■ **Complete the following**:
1 - Print everything in the graphene news text from "A team of TU" down to "the aviation industry.".
2 - According to the graphene news text, what operational temperature range do the Urbix supercapacitors have?
3 - Pick up the graphene news text after its last sentence and carry it forward.

■ **Selected text**:

__________________________________________________

IIT and FADEL unveil graphene-enhanced shoes

Graphene Flagship partners Istituto Italiano di Tecnologia, Italy, in collaboration with FADEL, a leading Italian shoe company, developed graphene-enhanced shoes. The new GET technology, patented by FADEL, reportedly gives the footwear better thermoregulation and freshness.

In this innovative shoe, when flakes consisting of several graphene layers are added to polyurethane, (the material of which the soles of FADEL shoes are made), laboratory tests show an augmented heat dispersion, a greater resistivity to water and enhanced antibacterial properties. Combining these effects with a ventilation system developed for this particular type of shoe yielded a better user experience. This prototype shoe was presented at the International Footwear Exhibition in Milan

Urbix launches graphene-based supercapacitors

U.S-based Urbix Resources unveiled new high-density, low leakage graphene-based supercapacitors. According to Urbix, these supercapacitors have energy density of >75 wH/L with volumetric discharge energy density that is five times larger than average, with the lowest leakage rate in market (<1μA/day over 30 days) and operational temperatures that go from -40° C to 70°C.

The supercapacitors can be customized to meet customer specifications, and can be included in other proprietary Urbix Energy Storage Systems upon request. According to Urbix, the products come in 3 form factors: 2032 (with capacitance of 2.5F), 2430 (4F capacitance) and custom (with custom capacitance).

A team of TU Delft researchers found that graphene sheets may be used as light sails for spacecraft.

Sweden-based 2D Fab AB will join SAAB and Blackwing Sweden in developing new graphene-based components to the aviation industry.

__________________________________________________

■ **Data shown**:
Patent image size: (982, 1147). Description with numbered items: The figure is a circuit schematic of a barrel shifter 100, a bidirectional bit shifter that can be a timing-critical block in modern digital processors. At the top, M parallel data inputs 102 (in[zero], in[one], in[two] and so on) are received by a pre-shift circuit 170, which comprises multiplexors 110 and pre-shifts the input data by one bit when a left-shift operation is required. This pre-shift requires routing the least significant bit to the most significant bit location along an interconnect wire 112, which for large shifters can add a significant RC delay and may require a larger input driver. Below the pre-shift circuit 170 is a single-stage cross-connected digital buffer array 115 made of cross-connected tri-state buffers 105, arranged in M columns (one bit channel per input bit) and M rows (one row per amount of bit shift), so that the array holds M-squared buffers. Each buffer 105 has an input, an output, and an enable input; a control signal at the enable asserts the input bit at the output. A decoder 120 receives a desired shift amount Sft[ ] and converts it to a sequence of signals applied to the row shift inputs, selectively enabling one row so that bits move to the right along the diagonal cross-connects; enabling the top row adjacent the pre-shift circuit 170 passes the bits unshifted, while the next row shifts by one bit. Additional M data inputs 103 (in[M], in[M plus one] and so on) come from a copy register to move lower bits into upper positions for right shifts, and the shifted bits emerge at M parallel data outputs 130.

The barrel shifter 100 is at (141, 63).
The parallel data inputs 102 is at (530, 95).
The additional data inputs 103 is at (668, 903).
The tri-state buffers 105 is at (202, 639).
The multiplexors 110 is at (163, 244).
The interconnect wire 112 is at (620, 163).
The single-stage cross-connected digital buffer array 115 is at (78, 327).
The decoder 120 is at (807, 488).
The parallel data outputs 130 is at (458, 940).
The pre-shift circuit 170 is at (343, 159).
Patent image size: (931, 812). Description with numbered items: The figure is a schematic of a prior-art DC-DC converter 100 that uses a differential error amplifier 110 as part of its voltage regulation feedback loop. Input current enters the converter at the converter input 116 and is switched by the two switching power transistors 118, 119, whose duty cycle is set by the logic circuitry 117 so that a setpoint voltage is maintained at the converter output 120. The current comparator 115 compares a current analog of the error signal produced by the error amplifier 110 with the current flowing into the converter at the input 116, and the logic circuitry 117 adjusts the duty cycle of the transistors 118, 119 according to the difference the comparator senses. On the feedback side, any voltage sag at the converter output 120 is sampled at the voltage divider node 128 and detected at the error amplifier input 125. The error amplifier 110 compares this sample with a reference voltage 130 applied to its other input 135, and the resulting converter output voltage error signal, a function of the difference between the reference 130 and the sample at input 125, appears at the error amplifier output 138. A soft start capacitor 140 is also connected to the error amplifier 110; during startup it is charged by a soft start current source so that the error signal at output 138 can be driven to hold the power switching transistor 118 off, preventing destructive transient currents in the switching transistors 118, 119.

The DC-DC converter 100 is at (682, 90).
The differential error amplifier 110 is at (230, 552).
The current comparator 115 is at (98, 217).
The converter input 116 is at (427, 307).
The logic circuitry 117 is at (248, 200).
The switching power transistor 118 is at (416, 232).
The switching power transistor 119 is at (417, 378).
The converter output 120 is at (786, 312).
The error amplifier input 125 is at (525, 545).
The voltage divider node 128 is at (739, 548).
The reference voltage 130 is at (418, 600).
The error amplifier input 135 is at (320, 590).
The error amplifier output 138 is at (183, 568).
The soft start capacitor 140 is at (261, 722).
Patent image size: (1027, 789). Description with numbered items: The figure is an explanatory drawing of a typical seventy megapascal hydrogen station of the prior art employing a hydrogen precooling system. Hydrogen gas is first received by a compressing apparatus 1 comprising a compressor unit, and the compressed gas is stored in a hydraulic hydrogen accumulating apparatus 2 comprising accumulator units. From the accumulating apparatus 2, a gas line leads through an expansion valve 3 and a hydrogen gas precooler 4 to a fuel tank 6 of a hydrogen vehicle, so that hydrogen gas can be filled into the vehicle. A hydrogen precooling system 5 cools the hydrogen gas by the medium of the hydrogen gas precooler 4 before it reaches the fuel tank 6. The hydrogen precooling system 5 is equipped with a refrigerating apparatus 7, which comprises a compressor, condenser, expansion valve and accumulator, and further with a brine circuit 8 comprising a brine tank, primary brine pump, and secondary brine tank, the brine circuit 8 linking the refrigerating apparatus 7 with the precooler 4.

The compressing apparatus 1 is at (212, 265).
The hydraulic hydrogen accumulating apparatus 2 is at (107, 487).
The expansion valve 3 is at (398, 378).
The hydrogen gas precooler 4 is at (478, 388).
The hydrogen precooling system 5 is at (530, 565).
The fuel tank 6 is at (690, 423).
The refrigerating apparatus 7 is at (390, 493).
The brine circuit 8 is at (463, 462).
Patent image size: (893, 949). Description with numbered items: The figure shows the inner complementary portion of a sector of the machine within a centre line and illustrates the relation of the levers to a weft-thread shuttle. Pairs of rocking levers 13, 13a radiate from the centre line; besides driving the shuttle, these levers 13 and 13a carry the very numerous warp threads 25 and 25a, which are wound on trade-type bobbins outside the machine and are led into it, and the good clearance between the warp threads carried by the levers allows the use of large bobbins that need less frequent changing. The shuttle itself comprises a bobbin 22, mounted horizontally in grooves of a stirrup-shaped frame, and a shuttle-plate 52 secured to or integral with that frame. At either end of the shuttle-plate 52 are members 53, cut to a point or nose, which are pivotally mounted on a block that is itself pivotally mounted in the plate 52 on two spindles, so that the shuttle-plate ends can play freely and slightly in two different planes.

__________________________________________________

■ **Numbered responses**:
1 -
A team of TU Delft researchers found that graphene sheets may be used as light sails for spacecraft.

Sweden-based 2D Fab AB will join SAAB and Blackwing Sweden in developing new graphene-based components to the aviation industry.

2 - From -40° C to 70°C.

3 -
Haydale, ARTIS, part of Avon Rubber and Trelleborg Antivibration Solutions announced a two-year R&D project to investigate the use of Haydale’s plasma functionalization for the enhancement of recovered carbon materials that are produced from the recycling of waste tyres.

The NGI joined forces with the NPL to develop a guide, as part of NPL's good practice guide series, that conveys "a detailed description of how to determine the key structural properties of graphene, so that the graphene community can adopt a common metrological approach that allows the comparison of commercially available graphene materials.”

PPG, longtime developer of paints, coatings and other materials, announced it has entered into a partnership with SiNode Systems to accelerate the commercialization of high-energy anode materials for advanced battery applications in electric vehicles.

Directa Plus announced its collaboration with Iterchimica to develop a graphene-enhanced asphalt additive, which is patent-pending, that can significantly improve the durability and sustainability of asphalt road surfaces.

Chemicals manufacturer Thomas Swan announced an expansion of its range of formulated Elicarb Graphene materials with a prototype product focusing on the manufacture of a carbon fiber composite prototype.

The NGI at The University of Manchester and William Blythe have announced the start of a new joint research project, targeting the development of high capacity graphene-related materials for use in the electric vehicle market.

Xefro, the UK-based company that reported developing a graphene-based heating system in 2015, was wound-up (liquidated) by the High Court after determining that it sold its products on the basis of misrepresentations and an investigation found the company misled the public and failed to install systems safely.

Researchers from Cambridge University demonstrated how graphene and other related 2D materials (namely hBN) can be directly printed onto textiles to create fully inkjet-printed dielectrically gated field effect transistors (FETs) with solution processed 2D materials.

Researchers at the National Graphene Institute and The University of Manchester developed a new form of graphene oxide membrane that can filter organic solvents.

Teams from the University of York and Roma Tre University state showed that ultra-low-power transistors could be built using composite materials based on single layers of graphene and transition metal dichalcogenides (TMDC).